Le nom de Joël Quiniou fait figure de référence dans le monde de l’arbitrage français mais aussi international. Il évoque pour beaucoup, y compris les plus jeunes, un arbitrage intransigeant, précis et juste. Mais aussi une discrétion et une pédagogie omniprésente, qui marquera durablement les esprits. Son portrait, après ceux de Robert Wurtz et Michel Vautrot, vient compléter et clôturer cette trilogie d’articles dédiée à l’arbitrage français des années 80-90. Une période qualifiée « d’âge d’or » de l’arbitrage français, qui a vu ses trois mousquetaires se partager les plus hautes distinctions hexagonales et les plus prestigieuses rencontres internationales de leur temps.
* * *
* [Consignes]:
- a) Condensez sous forme de liste le paragraphe du texte sur Joël Quiniou qui commence par « Le nom de Joël Quiniou », en gardant ses faits principaux.
- b) Dans le listing, reprenez les lignes depuis la première jusqu'à celle qui contient « church-heading: Kirchennachricht. (1220, 890, 1542, 926) », les deux bornes comprises. Substituez « Stadtkirche » à « Lambertikirche » et ne modifiez rien d'autre.
* * *
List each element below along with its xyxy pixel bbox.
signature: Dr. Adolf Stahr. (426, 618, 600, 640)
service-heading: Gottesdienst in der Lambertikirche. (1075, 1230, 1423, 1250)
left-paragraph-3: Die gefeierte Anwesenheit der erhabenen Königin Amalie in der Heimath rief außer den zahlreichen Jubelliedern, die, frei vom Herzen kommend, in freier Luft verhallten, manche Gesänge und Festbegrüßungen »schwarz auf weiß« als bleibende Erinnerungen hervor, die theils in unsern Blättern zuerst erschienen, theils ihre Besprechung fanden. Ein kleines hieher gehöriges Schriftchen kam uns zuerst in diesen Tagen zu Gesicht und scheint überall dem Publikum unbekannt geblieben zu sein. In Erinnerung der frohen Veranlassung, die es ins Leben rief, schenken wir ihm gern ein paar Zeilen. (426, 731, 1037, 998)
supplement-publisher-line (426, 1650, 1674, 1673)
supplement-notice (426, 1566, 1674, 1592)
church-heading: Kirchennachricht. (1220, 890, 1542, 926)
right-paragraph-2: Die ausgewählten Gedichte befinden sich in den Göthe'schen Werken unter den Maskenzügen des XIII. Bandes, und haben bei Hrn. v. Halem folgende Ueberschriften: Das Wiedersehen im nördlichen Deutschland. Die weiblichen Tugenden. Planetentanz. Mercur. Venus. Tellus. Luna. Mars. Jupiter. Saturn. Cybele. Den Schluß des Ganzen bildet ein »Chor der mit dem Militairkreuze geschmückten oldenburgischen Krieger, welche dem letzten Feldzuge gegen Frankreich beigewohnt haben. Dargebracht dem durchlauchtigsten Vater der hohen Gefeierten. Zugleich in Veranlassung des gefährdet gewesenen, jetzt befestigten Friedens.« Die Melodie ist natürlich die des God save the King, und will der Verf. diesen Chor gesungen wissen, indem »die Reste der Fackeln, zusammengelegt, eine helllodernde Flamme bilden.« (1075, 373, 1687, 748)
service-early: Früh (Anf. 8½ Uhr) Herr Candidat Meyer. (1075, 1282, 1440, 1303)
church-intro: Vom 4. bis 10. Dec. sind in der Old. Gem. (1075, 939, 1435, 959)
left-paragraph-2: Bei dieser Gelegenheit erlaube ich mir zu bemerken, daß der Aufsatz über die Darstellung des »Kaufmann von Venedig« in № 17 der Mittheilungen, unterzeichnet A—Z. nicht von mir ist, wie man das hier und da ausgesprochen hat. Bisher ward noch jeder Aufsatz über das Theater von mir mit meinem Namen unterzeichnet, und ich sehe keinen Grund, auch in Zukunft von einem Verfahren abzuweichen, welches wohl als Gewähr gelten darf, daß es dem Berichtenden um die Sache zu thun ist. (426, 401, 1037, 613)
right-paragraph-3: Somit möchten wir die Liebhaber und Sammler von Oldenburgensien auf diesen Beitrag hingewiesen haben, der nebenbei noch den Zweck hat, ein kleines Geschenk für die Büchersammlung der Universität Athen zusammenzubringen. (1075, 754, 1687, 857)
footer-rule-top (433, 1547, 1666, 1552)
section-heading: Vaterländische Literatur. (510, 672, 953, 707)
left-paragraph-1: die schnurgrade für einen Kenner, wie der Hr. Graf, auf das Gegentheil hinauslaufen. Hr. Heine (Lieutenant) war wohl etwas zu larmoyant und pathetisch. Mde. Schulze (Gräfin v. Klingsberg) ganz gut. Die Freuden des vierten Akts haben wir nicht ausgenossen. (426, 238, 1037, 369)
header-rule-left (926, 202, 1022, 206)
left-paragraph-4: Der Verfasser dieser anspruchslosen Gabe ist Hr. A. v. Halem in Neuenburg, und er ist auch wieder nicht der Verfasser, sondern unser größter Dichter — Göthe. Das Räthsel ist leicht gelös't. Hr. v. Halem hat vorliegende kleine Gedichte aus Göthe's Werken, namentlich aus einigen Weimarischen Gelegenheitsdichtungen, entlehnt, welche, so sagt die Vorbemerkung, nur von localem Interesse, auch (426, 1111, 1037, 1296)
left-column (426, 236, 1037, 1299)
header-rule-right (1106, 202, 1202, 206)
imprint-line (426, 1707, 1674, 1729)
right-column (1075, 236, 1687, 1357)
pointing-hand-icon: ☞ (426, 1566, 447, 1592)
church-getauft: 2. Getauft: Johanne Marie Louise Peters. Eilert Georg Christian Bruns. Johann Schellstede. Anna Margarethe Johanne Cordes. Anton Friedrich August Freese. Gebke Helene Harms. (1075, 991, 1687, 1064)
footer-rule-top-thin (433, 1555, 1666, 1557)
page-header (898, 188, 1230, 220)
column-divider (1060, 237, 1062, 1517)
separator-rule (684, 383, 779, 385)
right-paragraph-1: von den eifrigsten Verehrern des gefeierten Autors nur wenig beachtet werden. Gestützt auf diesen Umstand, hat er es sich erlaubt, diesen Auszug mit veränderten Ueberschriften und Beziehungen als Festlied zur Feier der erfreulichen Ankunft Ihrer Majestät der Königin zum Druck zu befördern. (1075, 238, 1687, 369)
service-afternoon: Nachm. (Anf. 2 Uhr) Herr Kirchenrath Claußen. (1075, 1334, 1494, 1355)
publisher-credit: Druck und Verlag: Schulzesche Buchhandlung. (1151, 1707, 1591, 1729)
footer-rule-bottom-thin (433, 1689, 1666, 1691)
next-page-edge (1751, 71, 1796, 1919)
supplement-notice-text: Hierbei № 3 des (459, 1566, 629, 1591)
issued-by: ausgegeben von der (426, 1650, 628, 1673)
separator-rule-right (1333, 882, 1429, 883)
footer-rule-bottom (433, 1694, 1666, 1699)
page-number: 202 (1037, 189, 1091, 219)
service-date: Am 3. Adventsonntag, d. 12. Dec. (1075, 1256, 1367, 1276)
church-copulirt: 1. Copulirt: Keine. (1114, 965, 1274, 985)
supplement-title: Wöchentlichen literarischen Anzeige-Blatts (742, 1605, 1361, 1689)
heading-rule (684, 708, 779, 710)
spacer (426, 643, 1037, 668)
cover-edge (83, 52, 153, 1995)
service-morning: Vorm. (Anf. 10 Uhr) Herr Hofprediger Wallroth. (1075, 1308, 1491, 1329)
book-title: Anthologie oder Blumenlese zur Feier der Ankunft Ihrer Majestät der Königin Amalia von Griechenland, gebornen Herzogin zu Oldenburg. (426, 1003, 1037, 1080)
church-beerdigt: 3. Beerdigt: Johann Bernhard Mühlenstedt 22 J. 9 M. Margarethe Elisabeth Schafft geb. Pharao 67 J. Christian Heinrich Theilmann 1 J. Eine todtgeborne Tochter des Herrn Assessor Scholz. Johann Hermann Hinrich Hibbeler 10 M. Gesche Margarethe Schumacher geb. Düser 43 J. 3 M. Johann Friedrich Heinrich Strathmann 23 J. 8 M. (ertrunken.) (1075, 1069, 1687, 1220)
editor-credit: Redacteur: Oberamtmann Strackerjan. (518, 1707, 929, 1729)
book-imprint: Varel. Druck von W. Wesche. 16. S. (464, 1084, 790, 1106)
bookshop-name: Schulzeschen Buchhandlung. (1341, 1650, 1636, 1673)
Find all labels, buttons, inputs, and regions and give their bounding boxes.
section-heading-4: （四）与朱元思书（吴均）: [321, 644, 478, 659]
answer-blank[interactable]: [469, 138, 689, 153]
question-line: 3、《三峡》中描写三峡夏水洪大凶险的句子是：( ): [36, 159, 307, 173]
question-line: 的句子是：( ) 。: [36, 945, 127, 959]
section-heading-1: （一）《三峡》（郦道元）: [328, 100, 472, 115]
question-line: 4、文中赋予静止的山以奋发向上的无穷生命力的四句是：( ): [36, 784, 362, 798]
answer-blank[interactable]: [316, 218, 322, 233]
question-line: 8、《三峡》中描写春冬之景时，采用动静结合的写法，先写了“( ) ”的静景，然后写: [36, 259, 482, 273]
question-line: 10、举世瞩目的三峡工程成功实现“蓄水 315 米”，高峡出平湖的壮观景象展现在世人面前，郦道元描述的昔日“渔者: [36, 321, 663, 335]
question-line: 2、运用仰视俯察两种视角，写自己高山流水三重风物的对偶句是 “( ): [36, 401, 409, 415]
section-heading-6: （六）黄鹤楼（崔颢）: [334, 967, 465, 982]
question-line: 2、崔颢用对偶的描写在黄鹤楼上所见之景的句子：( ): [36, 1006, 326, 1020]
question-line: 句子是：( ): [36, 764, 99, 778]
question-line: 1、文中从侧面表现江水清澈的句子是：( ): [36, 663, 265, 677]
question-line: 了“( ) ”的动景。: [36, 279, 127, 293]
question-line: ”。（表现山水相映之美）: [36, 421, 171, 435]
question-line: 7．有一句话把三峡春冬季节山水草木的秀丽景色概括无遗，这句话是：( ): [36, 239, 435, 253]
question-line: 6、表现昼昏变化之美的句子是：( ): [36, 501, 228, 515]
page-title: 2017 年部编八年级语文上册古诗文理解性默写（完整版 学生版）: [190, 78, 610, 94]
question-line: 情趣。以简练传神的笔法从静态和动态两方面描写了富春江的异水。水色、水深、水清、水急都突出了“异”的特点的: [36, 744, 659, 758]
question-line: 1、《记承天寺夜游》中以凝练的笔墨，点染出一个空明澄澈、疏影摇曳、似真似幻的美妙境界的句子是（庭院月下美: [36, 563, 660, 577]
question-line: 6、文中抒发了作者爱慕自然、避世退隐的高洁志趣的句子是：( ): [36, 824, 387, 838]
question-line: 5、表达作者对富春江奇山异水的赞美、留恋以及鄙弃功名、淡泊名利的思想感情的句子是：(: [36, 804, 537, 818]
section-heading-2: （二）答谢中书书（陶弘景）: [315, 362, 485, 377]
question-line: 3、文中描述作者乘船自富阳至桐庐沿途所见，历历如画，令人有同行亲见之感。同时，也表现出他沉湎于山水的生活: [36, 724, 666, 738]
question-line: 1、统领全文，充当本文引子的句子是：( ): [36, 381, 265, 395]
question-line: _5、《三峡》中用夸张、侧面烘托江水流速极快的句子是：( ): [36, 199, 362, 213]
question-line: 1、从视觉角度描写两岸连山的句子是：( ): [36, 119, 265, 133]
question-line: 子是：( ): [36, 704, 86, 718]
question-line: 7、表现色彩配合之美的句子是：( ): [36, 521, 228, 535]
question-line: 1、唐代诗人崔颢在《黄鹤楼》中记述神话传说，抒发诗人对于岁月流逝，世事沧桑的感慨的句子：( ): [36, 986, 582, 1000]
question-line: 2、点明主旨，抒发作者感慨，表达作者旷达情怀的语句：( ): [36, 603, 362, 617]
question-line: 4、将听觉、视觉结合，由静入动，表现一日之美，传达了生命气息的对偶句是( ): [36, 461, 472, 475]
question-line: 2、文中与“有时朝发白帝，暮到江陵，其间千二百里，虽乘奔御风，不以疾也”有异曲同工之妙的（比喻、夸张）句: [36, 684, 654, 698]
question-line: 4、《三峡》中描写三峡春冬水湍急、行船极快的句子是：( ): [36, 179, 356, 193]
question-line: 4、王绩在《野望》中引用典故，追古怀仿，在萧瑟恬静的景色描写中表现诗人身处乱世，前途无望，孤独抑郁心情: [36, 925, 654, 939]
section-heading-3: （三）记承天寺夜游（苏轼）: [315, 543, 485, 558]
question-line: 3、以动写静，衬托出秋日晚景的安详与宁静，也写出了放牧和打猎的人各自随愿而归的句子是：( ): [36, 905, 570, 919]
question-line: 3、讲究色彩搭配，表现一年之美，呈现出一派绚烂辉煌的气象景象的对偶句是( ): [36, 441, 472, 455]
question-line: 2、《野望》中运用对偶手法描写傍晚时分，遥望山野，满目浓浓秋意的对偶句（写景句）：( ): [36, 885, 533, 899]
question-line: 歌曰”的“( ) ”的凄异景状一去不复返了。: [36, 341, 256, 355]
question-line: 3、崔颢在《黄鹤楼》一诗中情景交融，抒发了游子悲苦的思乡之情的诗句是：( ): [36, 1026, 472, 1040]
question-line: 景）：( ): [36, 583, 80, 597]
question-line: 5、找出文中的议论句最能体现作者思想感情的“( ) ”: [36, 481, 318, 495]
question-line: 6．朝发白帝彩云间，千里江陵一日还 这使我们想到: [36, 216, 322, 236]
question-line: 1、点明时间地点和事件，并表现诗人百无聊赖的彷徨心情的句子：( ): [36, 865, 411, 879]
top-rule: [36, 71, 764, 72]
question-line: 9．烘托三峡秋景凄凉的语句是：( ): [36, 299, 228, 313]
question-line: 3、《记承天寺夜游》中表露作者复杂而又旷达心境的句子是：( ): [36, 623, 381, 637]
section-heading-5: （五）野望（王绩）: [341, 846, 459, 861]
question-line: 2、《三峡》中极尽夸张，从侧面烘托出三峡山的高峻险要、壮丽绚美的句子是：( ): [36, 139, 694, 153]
* * *
* [Réponses attendues]:
- a)
- Joël Quiniou est une référence de l'arbitrage français et international.
- Son nom évoque un arbitrage intransigeant, précis et juste, ainsi qu'une discrétion et une pédagogie omniprésente.
- Son portrait vient après ceux de Robert Wurtz et Michel Vautrot et clôt une trilogie d'articles consacrée à l'arbitrage français des années 80-90.
- Cette période est qualifiée d'« âge d'or ».
- Durant cette période, ces trois mousquetaires se sont partagé les plus hautes distinctions françaises et les plus prestigieuses rencontres internationales de leur temps.

- b)
List each element below along with its xyxy pixel bbox.
signature: Dr. Adolf Stahr. (426, 618, 600, 640)
service-heading: Gottesdienst in der Stadtkirche. (1075, 1230, 1423, 1250)
left-paragraph-3: Die gefeierte Anwesenheit der erhabenen Königin Amalie in der Heimath rief außer den zahlreichen Jubelliedern, die, frei vom Herzen kommend, in freier Luft verhallten, manche Gesänge und Festbegrüßungen »schwarz auf weiß« als bleibende Erinnerungen hervor, die theils in unsern Blättern zuerst erschienen, theils ihre Besprechung fanden. Ein kleines hieher gehöriges Schriftchen kam uns zuerst in diesen Tagen zu Gesicht und scheint überall dem Publikum unbekannt geblieben zu sein. In Erinnerung der frohen Veranlassung, die es ins Leben rief, schenken wir ihm gern ein paar Zeilen. (426, 731, 1037, 998)
supplement-publisher-line (426, 1650, 1674, 1673)
supplement-notice (426, 1566, 1674, 1592)
church-heading: Kirchennachricht. (1220, 890, 1542, 926)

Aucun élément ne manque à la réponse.